Do not carry the pictures over; copy every other part of the entries exactly.

-- PROVIDED RECORDS --
..........
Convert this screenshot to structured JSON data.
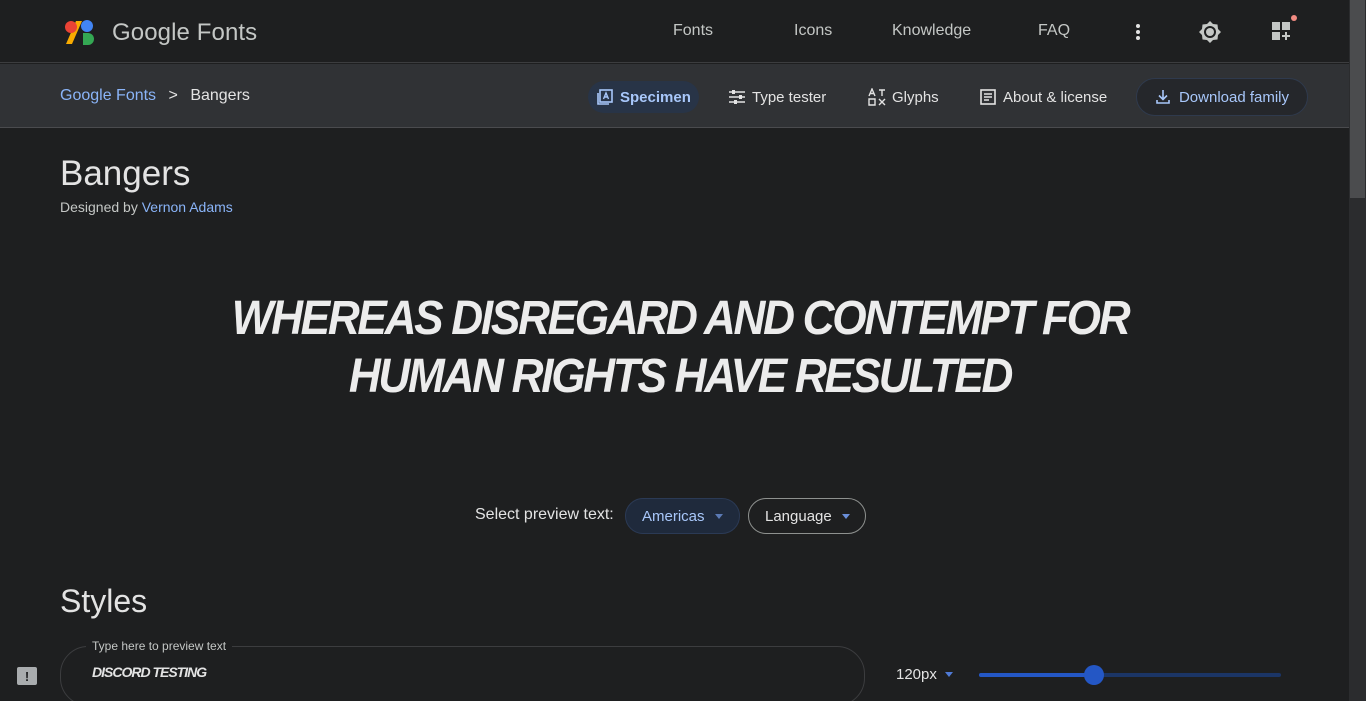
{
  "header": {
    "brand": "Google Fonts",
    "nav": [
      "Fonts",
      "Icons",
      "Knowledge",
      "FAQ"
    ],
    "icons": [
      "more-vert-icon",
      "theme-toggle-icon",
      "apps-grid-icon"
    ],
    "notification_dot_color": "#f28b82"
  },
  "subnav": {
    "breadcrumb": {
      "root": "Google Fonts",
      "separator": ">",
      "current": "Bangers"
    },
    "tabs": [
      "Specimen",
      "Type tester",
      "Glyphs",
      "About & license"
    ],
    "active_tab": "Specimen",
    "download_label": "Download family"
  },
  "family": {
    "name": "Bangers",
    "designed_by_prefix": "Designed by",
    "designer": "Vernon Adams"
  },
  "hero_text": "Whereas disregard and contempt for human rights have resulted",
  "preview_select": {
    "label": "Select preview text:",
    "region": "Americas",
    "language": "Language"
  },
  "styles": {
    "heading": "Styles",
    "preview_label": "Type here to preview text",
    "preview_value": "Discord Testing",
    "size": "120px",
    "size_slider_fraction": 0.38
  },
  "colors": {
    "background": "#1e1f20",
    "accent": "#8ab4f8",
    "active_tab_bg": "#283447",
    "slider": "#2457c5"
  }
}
..........
-- EXERCISE RESULT --
Convert this screenshot to structured JSON data.
{
  "header": {
    "brand": "Google Fonts",
    "nav": [
      "Fonts",
      "Icons",
      "Knowledge",
      "FAQ"
    ],
    "icons": [
      "more-vert-icon",
      "theme-toggle-icon",
      "apps-grid-icon"
    ],
    "notification_dot_color": "#f28b82"
  },
  "subnav": {
    "breadcrumb": {
      "root": "Google Fonts",
      "separator": ">",
      "current": "Bangers"
    },
    "tabs": [
      "Specimen",
      "Type tester",
      "Glyphs",
      "About & license"
    ],
    "active_tab": "Specimen",
    "download_label": "Download family"
  },
  "family": {
    "name": "Bangers",
    "designed_by_prefix": "Designed by",
    "designer": "Vernon Adams"
  },
  "hero_text": "Whereas disregard and contempt for human rights have resulted",
  "preview_select": {
    "label": "Select preview text:",
    "region": "Americas",
    "language": "Language"
  },
  "styles": {
    "heading": "Styles",
    "preview_label": "Type here to preview text",
    "preview_value": "Discord Testing",
    "size": "120px",
    "size_slider_fraction": 0.38
  },
  "colors": {
    "background": "#1e1f20",
    "accent": "#8ab4f8",
    "active_tab_bg": "#283447",
    "slider": "#2457c5"
  }
}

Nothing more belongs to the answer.